>>

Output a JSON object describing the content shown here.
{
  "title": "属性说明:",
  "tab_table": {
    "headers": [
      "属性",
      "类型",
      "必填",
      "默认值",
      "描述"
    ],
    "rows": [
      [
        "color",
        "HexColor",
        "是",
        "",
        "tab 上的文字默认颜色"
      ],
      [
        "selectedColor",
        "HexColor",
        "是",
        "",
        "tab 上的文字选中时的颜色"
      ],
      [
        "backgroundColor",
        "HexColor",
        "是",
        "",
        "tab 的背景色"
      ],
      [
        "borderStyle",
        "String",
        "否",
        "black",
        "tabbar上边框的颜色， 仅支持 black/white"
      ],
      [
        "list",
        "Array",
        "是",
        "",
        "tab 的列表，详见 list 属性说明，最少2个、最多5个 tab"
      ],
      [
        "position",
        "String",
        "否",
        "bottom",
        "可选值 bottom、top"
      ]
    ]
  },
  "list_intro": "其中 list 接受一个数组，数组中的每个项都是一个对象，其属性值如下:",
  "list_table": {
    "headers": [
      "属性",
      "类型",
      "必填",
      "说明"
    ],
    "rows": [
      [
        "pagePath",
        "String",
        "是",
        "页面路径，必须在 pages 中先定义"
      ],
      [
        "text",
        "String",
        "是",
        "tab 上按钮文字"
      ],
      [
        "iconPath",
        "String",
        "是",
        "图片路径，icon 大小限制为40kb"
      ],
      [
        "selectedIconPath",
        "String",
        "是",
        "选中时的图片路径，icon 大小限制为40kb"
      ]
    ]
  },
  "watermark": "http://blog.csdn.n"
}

<<

» **WHAT TO DO**
Go through the entries and return each line where the word "black" appears.

» **TASK RESPONSE**
        "black",
        "tabbar上边框的颜色， 仅支持 black/white"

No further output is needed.